[Dataset items]
###

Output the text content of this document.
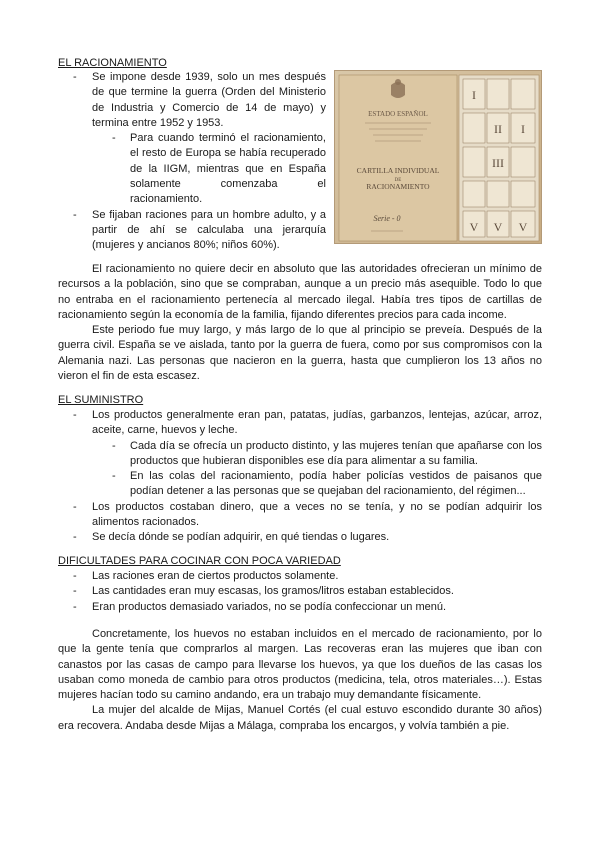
EL RACIONAMIENTO
- Se impone desde 1939, solo un mes después de que termine la guerra (Orden del Ministerio de Industria y Comercio de 14 de mayo) y termina entre 1952 y 1953.
- Para cuando terminó el racionamiento, el resto de Europa se había recuperado de la IIGM, mientras que en España solamente comenzaba el racionamiento.
- Se fijaban raciones para un hombre adulto, y a partir de ahí se calculaba una jerarquía (mujeres y ancianos 80%; niños 60%).
ESTADO ESPAÑOL
CARTILLA INDIVIDUAL
DE
RACIONAMIENTO
Serie - 0
I
II I
III
V V V

El racionamiento no quiere decir en absoluto que las autoridades ofrecieran un mínimo de recursos a la población, sino que se compraban, aunque a un precio más asequible. Todo lo que no entraba en el racionamiento pertenecía al mercado ilegal. Había tres tipos de cartillas de racionamiento según la economía de la familia, fijando diferentes precios para cada income.

Este periodo fue muy largo, y más largo de lo que al principio se preveía. Después de la guerra civil. España se ve aislada, tanto por la guerra de fuera, como por sus compromisos con la Alemania nazi. Las personas que nacieron en la guerra, hasta que cumplieron los 13 años no vieron el fin de esta escasez.

EL SUMINISTRO
- Los productos generalmente eran pan, patatas, judías, garbanzos, lentejas, azúcar, arroz, aceite, carne, huevos y leche.
- Cada día se ofrecía un producto distinto, y las mujeres tenían que apañarse con los productos que hubieran disponibles ese día para alimentar a su familia.
- En las colas del racionamiento, podía haber policías vestidos de paisanos que podían detener a las personas que se quejaban del racionamiento, del régimen...
- Los productos costaban dinero, que a veces no se tenía, y no se podían adquirir los alimentos racionados.
- Se decía dónde se podían adquirir, en qué tiendas o lugares.
DIFICULTADES PARA COCINAR CON POCA VARIEDAD
- Las raciones eran de ciertos productos solamente.
- Las cantidades eran muy escasas, los gramos/litros estaban establecidos.
- Eran productos demasiado variados, no se podía confeccionar un menú.

Concretamente, los huevos no estaban incluidos en el mercado de racionamiento, por lo que la gente tenía que comprarlos al margen. Las recoveras eran las mujeres que iban con canastos por las casas de campo para llevarse los huevos, ya que los dueños de las casas los usaban como moneda de cambio para otros productos (medicina, tela, otros materiales…). Estas mujeres hacían todo su camino andando, era un trabajo muy demandante físicamente.

La mujer del alcalde de Mijas, Manuel Cortés (el cual estuvo escondido durante 30 años) era recovera. Andaba desde Mijas a Málaga, compraba los encargos, y volvía también a pie.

###

= CHALLENGE =
Pick out the lines containing the word "desde" and show them.

= WRITTEN SOLUTION =
- Se impone desde 1939, solo un mes después de que termine la guerra (Orden del Ministerio de Industria y Comercio de 14 de mayo) y termina entre 1952 y 1953.
La mujer del alcalde de Mijas, Manuel Cortés (el cual estuvo escondido durante 30 años) era recovera. Andaba desde Mijas a Málaga, compraba los encargos, y volvía también a pie.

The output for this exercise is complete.